[Stated exercise]
Your output must consist solely of the lines from the one containing "Output the text content of this document." through the end of the records, reproduced exactly.

***** Exercise input *****

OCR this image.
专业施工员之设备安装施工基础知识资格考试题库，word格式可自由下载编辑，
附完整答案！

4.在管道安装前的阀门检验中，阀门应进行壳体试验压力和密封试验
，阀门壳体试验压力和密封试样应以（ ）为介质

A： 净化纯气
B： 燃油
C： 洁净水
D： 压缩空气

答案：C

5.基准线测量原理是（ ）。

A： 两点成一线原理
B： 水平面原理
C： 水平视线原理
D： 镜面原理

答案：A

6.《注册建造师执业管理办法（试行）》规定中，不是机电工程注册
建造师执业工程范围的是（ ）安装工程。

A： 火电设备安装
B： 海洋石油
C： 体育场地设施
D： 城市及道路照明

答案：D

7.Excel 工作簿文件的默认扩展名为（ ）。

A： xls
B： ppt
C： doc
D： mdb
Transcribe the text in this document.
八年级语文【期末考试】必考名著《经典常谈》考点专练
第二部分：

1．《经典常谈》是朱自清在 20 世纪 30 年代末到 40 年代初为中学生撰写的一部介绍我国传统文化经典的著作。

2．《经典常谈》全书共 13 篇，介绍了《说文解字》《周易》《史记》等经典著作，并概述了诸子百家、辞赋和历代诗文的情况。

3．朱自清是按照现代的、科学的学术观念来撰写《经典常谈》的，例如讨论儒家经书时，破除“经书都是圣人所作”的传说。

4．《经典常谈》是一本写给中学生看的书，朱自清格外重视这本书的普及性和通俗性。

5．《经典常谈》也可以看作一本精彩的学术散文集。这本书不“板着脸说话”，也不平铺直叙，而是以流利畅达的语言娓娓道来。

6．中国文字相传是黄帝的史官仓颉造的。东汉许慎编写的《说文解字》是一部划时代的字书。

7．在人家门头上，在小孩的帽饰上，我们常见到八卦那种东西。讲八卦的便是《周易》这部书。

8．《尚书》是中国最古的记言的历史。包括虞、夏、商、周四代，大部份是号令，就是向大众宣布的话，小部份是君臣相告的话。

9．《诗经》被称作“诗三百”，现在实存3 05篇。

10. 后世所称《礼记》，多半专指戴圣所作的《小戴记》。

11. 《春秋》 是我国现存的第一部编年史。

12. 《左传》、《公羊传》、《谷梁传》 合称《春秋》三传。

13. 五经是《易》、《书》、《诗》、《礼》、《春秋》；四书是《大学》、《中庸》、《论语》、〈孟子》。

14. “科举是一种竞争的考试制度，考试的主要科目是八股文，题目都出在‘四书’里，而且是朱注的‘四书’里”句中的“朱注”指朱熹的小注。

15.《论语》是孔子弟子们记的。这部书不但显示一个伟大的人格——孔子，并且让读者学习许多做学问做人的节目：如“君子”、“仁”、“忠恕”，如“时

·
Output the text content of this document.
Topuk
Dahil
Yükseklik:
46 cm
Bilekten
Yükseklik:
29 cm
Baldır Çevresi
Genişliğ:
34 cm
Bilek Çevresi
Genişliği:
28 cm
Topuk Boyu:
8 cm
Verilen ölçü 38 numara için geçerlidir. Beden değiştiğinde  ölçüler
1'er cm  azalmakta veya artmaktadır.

*****

[Written response]
Output the text content of this document.
Topuk
Dahil
Yükseklik:
46 cm
Bilekten
Yükseklik:
29 cm
Baldır Çevresi
Genişliğ:
34 cm
Bilek Çevresi
Genişliği:
28 cm
Topuk Boyu:
8 cm
Verilen ölçü 38 numara için geçerlidir. Beden değiştiğinde  ölçüler
1'er cm  azalmakta veya artmaktadır.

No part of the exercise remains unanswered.